__Instruction__
Retype the material word for word.

*** Excerpted records

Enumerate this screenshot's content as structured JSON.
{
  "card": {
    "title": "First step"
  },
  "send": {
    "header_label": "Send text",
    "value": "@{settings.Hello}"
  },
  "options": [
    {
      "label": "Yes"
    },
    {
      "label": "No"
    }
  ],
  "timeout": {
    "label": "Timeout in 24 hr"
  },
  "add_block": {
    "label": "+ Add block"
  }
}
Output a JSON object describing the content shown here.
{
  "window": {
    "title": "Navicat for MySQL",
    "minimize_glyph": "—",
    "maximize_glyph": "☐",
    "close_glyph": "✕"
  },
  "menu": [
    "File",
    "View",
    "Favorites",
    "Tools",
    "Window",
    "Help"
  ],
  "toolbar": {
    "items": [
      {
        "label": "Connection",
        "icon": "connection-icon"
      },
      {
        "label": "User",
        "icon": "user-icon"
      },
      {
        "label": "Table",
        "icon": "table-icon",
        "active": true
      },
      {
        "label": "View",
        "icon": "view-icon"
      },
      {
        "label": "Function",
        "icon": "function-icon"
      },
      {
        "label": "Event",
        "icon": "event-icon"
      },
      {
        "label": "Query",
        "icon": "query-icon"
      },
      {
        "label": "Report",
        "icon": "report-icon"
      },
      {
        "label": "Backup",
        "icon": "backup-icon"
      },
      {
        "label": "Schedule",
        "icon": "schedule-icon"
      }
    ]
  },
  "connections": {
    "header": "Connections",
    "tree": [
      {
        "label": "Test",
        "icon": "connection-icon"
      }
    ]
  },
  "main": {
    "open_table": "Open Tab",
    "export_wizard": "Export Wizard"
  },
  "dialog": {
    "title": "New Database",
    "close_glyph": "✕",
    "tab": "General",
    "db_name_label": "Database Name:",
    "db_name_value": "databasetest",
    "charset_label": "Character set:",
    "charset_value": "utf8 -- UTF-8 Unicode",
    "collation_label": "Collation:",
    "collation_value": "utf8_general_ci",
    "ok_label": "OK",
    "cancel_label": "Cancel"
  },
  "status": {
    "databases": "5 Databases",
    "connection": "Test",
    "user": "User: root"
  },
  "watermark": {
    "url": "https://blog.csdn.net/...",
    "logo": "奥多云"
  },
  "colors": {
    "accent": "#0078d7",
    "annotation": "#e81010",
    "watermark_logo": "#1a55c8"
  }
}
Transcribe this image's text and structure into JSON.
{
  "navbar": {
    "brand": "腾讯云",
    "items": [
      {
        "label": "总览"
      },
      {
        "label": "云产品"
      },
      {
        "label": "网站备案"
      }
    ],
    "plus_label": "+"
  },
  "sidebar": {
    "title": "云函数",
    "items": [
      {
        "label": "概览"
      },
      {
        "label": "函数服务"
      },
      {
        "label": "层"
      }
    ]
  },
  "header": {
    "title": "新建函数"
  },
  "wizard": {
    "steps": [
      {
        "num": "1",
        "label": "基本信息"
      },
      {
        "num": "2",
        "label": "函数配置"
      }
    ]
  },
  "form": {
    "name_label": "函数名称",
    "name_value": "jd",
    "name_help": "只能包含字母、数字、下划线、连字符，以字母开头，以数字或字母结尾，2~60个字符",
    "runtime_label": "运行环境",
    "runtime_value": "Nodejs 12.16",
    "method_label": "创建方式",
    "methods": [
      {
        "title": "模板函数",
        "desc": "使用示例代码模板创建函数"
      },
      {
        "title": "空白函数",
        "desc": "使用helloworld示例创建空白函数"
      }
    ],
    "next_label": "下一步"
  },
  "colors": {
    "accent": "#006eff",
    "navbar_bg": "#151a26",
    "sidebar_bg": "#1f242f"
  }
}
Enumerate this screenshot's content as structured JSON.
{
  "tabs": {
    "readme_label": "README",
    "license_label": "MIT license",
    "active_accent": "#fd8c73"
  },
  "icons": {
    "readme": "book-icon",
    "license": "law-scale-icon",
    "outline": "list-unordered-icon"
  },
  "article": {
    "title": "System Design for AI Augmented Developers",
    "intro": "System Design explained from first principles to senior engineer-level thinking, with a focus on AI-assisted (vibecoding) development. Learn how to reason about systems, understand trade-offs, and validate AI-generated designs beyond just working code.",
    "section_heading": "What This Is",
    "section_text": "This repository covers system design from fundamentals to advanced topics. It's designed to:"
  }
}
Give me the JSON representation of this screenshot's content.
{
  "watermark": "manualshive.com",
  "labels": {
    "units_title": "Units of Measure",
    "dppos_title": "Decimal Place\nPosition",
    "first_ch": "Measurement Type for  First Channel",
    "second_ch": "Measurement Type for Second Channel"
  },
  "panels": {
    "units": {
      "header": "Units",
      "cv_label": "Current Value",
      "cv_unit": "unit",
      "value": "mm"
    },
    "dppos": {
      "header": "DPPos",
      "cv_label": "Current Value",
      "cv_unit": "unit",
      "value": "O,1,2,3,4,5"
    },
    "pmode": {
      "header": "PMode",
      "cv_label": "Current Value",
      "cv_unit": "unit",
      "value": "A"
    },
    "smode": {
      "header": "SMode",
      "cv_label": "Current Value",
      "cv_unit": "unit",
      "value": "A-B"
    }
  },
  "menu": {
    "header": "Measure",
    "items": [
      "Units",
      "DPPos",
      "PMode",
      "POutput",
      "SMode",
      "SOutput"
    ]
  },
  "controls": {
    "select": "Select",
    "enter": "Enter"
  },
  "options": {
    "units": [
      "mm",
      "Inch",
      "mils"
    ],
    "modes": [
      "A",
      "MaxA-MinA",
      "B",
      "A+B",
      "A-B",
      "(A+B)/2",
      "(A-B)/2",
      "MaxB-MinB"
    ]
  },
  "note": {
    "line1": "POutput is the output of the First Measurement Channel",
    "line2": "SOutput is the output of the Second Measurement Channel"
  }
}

******

__Written answer__
Enumerate this screenshot's content as structured JSON.
{
  "card": {
    "title": "First step"
  },
  "send": {
    "header_label": "Send text",
    "value": "@{settings.Hello}"
  },
  "options": [
    {
      "label": "Yes"
    },
    {
      "label": "No"
    }
  ],
  "timeout": {
    "label": "Timeout in 24 hr"
  },
  "add_block": {
    "label": "+ Add block"
  }
}
Output a JSON object describing the content shown here.
{
  "window": {
    "title": "Navicat for MySQL",
    "minimize_glyph": "—",
    "maximize_glyph": "☐",
    "close_glyph": "✕"
  },
  "menu": [
    "File",
    "View",
    "Favorites",
    "Tools",
    "Window",
    "Help"
  ],
  "toolbar": {
    "items": [
      {
        "label": "Connection",
        "icon": "connection-icon"
      },
      {
        "label": "User",
        "icon": "user-icon"
      },
      {
        "label": "Table",
        "icon": "table-icon",
        "active": true
      },
      {
        "label": "View",
        "icon": "view-icon"
      },
      {
        "label": "Function",
        "icon": "function-icon"
      },
      {
        "label": "Event",
        "icon": "event-icon"
      },
      {
        "label": "Query",
        "icon": "query-icon"
      },
      {
        "label": "Report",
        "icon": "report-icon"
      },
      {
        "label": "Backup",
        "icon": "backup-icon"
      },
      {
        "label": "Schedule",
        "icon": "schedule-icon"
      }
    ]
  },
  "connections": {
    "header": "Connections",
    "tree": [
      {
        "label": "Test",
        "icon": "connection-icon"
      }
    ]
  },
  "main": {
    "open_table": "Open Tab",
    "export_wizard": "Export Wizard"
  },
  "dialog": {
    "title": "New Database",
    "close_glyph": "✕",
    "tab": "General",
    "db_name_label": "Database Name:",
    "db_name_value": "databasetest",
    "charset_label": "Character set:",
    "charset_value": "utf8 -- UTF-8 Unicode",
    "collation_label": "Collation:",
    "collation_value": "utf8_general_ci",
    "ok_label": "OK",
    "cancel_label": "Cancel"
  },
  "status": {
    "databases": "5 Databases",
    "connection": "Test",
    "user": "User: root"
  },
  "watermark": {
    "url": "https://blog.csdn.net/...",
    "logo": "奥多云"
  },
  "colors": {
    "accent": "#0078d7",
    "annotation": "#e81010",
    "watermark_logo": "#1a55c8"
  }
}
Transcribe this image's text and structure into JSON.
{
  "navbar": {
    "brand": "腾讯云",
    "items": [
      {
        "label": "总览"
      },
      {
        "label": "云产品"
      },
      {
        "label": "网站备案"
      }
    ],
    "plus_label": "+"
  },
  "sidebar": {
    "title": "云函数",
    "items": [
      {
        "label": "概览"
      },
      {
        "label": "函数服务"
      },
      {
        "label": "层"
      }
    ]
  },
  "header": {
    "title": "新建函数"
  },
  "wizard": {
    "steps": [
      {
        "num": "1",
        "label": "基本信息"
      },
      {
        "num": "2",
        "label": "函数配置"
      }
    ]
  },
  "form": {
    "name_label": "函数名称",
    "name_value": "jd",
    "name_help": "只能包含字母、数字、下划线、连字符，以字母开头，以数字或字母结尾，2~60个字符",
    "runtime_label": "运行环境",
    "runtime_value": "Nodejs 12.16",
    "method_label": "创建方式",
    "methods": [
      {
        "title": "模板函数",
        "desc": "使用示例代码模板创建函数"
      },
      {
        "title": "空白函数",
        "desc": "使用helloworld示例创建空白函数"
      }
    ],
    "next_label": "下一步"
  },
  "colors": {
    "accent": "#006eff",
    "navbar_bg": "#151a26",
    "sidebar_bg": "#1f242f"
  }
}
Enumerate this screenshot's content as structured JSON.
{
  "tabs": {
    "readme_label": "README",
    "license_label": "MIT license",
    "active_accent": "#fd8c73"
  },
  "icons": {
    "readme": "book-icon",
    "license": "law-scale-icon",
    "outline": "list-unordered-icon"
  },
  "article": {
    "title": "System Design for AI Augmented Developers",
    "intro": "System Design explained from first principles to senior engineer-level thinking, with a focus on AI-assisted (vibecoding) development. Learn how to reason about systems, understand trade-offs, and validate AI-generated designs beyond just working code.",
    "section_heading": "What This Is",
    "section_text": "This repository covers system design from fundamentals to advanced topics. It's designed to:"
  }
}
Give me the JSON representation of this screenshot's content.
{
  "watermark": "manualshive.com",
  "labels": {
    "units_title": "Units of Measure",
    "dppos_title": "Decimal Place\nPosition",
    "first_ch": "Measurement Type for  First Channel",
    "second_ch": "Measurement Type for Second Channel"
  },
  "panels": {
    "units": {
      "header": "Units",
      "cv_label": "Current Value",
      "cv_unit": "unit",
      "value": "mm"
    },
    "dppos": {
      "header": "DPPos",
      "cv_label": "Current Value",
      "cv_unit": "unit",
      "value": "O,1,2,3,4,5"
    },
    "pmode": {
      "header": "PMode",
      "cv_label": "Current Value",
      "cv_unit": "unit",
      "value": "A"
    },
    "smode": {
      "header": "SMode",
      "cv_label": "Current Value",
      "cv_unit": "unit",
      "value": "A-B"
    }
  },
  "menu": {
    "header": "Measure",
    "items": [
      "Units",
      "DPPos",
      "PMode",
      "POutput",
      "SMode",
      "SOutput"
    ]
  },
  "controls": {
    "select": "Select",
    "enter": "Enter"
  },
  "options": {
    "units": [
      "mm",
      "Inch",
      "mils"
    ],
    "modes": [
      "A",
      "MaxA-MinA",
      "B",
      "A+B",
      "A-B",
      "(A+B)/2",
      "(A-B)/2",
      "MaxB-MinB"
    ]
  },
  "note": {
    "line1": "POutput is the output of the First Measurement Channel",
    "line2": "SOutput is the output of the Second Measurement Channel"
  }
}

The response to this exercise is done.